Task objective → Write out the listing exactly as it is given.

Data for processing →
+ + +

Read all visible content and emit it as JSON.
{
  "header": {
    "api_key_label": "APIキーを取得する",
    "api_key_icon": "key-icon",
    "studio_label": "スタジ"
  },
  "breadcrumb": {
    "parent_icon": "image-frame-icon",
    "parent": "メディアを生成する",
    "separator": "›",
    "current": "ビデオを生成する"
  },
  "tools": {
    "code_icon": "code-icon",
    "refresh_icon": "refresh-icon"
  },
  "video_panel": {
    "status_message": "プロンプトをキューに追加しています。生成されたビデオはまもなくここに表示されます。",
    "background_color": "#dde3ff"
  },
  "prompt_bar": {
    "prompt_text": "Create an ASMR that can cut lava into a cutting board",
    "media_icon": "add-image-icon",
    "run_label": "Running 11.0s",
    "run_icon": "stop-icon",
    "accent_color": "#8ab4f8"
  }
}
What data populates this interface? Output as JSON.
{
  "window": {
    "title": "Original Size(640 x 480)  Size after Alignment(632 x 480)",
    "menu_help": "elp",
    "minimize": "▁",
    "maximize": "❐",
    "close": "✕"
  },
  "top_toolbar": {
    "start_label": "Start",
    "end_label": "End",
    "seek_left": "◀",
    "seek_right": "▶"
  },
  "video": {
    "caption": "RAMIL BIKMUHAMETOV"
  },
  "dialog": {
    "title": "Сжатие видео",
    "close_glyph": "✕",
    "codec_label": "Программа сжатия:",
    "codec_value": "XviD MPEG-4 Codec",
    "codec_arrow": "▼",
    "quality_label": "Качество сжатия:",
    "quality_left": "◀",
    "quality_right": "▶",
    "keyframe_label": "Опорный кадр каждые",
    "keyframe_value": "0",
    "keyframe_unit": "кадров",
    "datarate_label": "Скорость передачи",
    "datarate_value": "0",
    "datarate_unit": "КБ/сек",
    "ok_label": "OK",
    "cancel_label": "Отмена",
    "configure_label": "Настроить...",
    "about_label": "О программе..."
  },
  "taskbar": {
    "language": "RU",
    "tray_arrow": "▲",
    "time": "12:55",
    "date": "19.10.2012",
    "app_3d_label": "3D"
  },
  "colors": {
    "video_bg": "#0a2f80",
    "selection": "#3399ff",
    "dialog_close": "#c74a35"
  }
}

+ + +

Correct response →
Read all visible content and emit it as JSON.
{
  "header": {
    "api_key_label": "APIキーを取得する",
    "api_key_icon": "key-icon",
    "studio_label": "スタジ"
  },
  "breadcrumb": {
    "parent_icon": "image-frame-icon",
    "parent": "メディアを生成する",
    "separator": "›",
    "current": "ビデオを生成する"
  },
  "tools": {
    "code_icon": "code-icon",
    "refresh_icon": "refresh-icon"
  },
  "video_panel": {
    "status_message": "プロンプトをキューに追加しています。生成されたビデオはまもなくここに表示されます。",
    "background_color": "#dde3ff"
  },
  "prompt_bar": {
    "prompt_text": "Create an ASMR that can cut lava into a cutting board",
    "media_icon": "add-image-icon",
    "run_label": "Running 11.0s",
    "run_icon": "stop-icon",
    "accent_color": "#8ab4f8"
  }
}
What data populates this interface? Output as JSON.
{
  "window": {
    "title": "Original Size(640 x 480)  Size after Alignment(632 x 480)",
    "menu_help": "elp",
    "minimize": "▁",
    "maximize": "❐",
    "close": "✕"
  },
  "top_toolbar": {
    "start_label": "Start",
    "end_label": "End",
    "seek_left": "◀",
    "seek_right": "▶"
  },
  "video": {
    "caption": "RAMIL BIKMUHAMETOV"
  },
  "dialog": {
    "title": "Сжатие видео",
    "close_glyph": "✕",
    "codec_label": "Программа сжатия:",
    "codec_value": "XviD MPEG-4 Codec",
    "codec_arrow": "▼",
    "quality_label": "Качество сжатия:",
    "quality_left": "◀",
    "quality_right": "▶",
    "keyframe_label": "Опорный кадр каждые",
    "keyframe_value": "0",
    "keyframe_unit": "кадров",
    "datarate_label": "Скорость передачи",
    "datarate_value": "0",
    "datarate_unit": "КБ/сек",
    "ok_label": "OK",
    "cancel_label": "Отмена",
    "configure_label": "Настроить...",
    "about_label": "О программе..."
  },
  "taskbar": {
    "language": "RU",
    "tray_arrow": "▲",
    "time": "12:55",
    "date": "19.10.2012",
    "app_3d_label": "3D"
  },
  "colors": {
    "video_bg": "#0a2f80",
    "selection": "#3399ff",
    "dialog_close": "#c74a35"
  }
}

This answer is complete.